-- start Extracted information --

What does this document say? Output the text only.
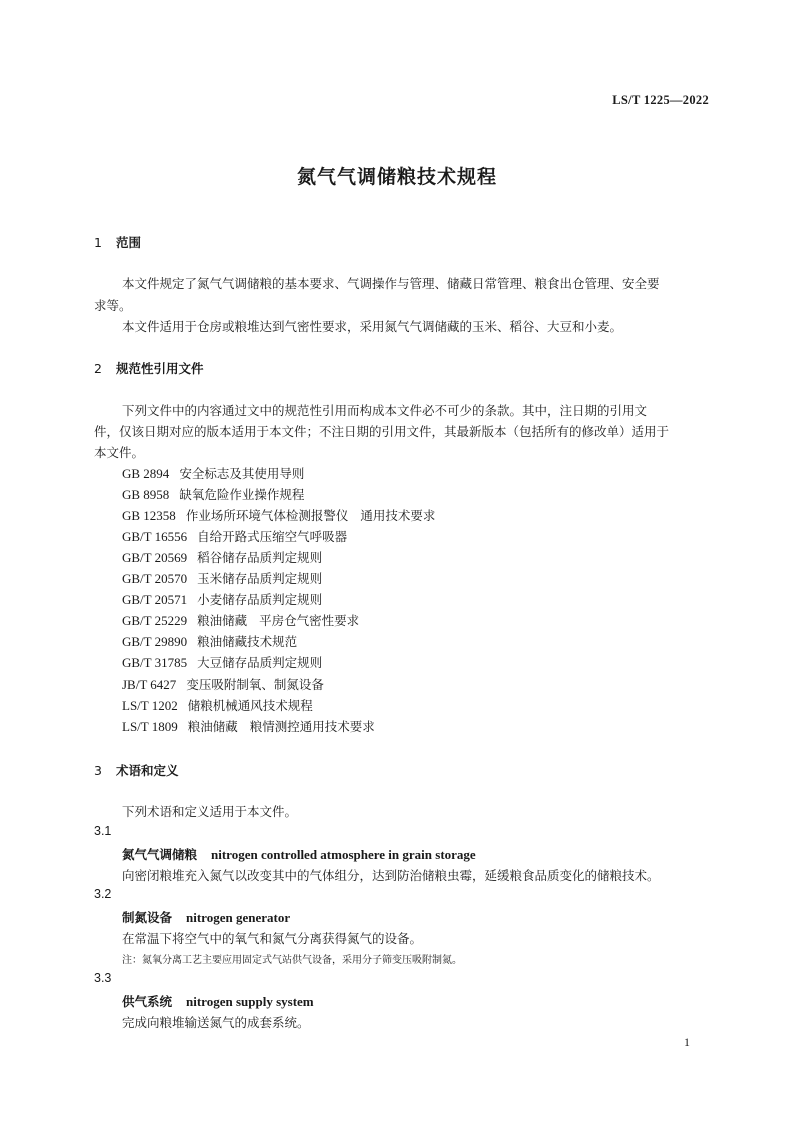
LS/T 1225—2022
氮气气调储粮技术规程
1 范围
本文件规定了氮气气调储粮的基本要求、气调操作与管理、储藏日常管理、粮食出仓管理、安全要
求等。
本文件适用于仓房或粮堆达到气密性要求，采用氮气气调储藏的玉米、稻谷、大豆和小麦。
2 规范性引用文件
下列文件中的内容通过文中的规范性引用而构成本文件必不可少的条款。其中，注日期的引用文
件，仅该日期对应的版本适用于本文件；不注日期的引用文件，其最新版本（包括所有的修改单）适用于
本文件。
GB 2894 安全标志及其使用导则
GB 8958 缺氧危险作业操作规程
GB 12358 作业场所环境气体检测报警仪 通用技术要求
GB/T 16556 自给开路式压缩空气呼吸器
GB/T 20569 稻谷储存品质判定规则
GB/T 20570 玉米储存品质判定规则
GB/T 20571 小麦储存品质判定规则
GB/T 25229 粮油储藏 平房仓气密性要求
GB/T 29890 粮油储藏技术规范
GB/T 31785 大豆储存品质判定规则
JB/T 6427 变压吸附制氧、制氮设备
LS/T 1202 储粮机械通风技术规程
LS/T 1809 粮油储藏 粮情测控通用技术要求
3 术语和定义
下列术语和定义适用于本文件。
3.1
氮气气调储粮 nitrogen controlled atmosphere in grain storage
向密闭粮堆充入氮气以改变其中的气体组分，达到防治储粮虫霉，延缓粮食品质变化的储粮技术。
3.2
制氮设备 nitrogen generator
在常温下将空气中的氧气和氮气分离获得氮气的设备。
注：氮氧分离工艺主要应用固定式气站供气设备，采用分子筛变压吸附制氮。
3.3
供气系统 nitrogen supply system
完成向粮堆输送氮气的成套系统。
1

-- end Extracted information --

Stated problem:
Working from the material above, transcribe it exactly while omitting pictures.

Task result:
What does this document say? Output the text only.
LS/T 1225—2022
氮气气调储粮技术规程
1 范围
本文件规定了氮气气调储粮的基本要求、气调操作与管理、储藏日常管理、粮食出仓管理、安全要
求等。
本文件适用于仓房或粮堆达到气密性要求，采用氮气气调储藏的玉米、稻谷、大豆和小麦。
2 规范性引用文件
下列文件中的内容通过文中的规范性引用而构成本文件必不可少的条款。其中，注日期的引用文
件，仅该日期对应的版本适用于本文件；不注日期的引用文件，其最新版本（包括所有的修改单）适用于
本文件。
GB 2894 安全标志及其使用导则
GB 8958 缺氧危险作业操作规程
GB 12358 作业场所环境气体检测报警仪 通用技术要求
GB/T 16556 自给开路式压缩空气呼吸器
GB/T 20569 稻谷储存品质判定规则
GB/T 20570 玉米储存品质判定规则
GB/T 20571 小麦储存品质判定规则
GB/T 25229 粮油储藏 平房仓气密性要求
GB/T 29890 粮油储藏技术规范
GB/T 31785 大豆储存品质判定规则
JB/T 6427 变压吸附制氧、制氮设备
LS/T 1202 储粮机械通风技术规程
LS/T 1809 粮油储藏 粮情测控通用技术要求
3 术语和定义
下列术语和定义适用于本文件。
3.1
氮气气调储粮 nitrogen controlled atmosphere in grain storage
向密闭粮堆充入氮气以改变其中的气体组分，达到防治储粮虫霉，延缓粮食品质变化的储粮技术。
3.2
制氮设备 nitrogen generator
在常温下将空气中的氧气和氮气分离获得氮气的设备。
注：氮氧分离工艺主要应用固定式气站供气设备，采用分子筛变压吸附制氮。
3.3
供气系统 nitrogen supply system
完成向粮堆输送氮气的成套系统。
1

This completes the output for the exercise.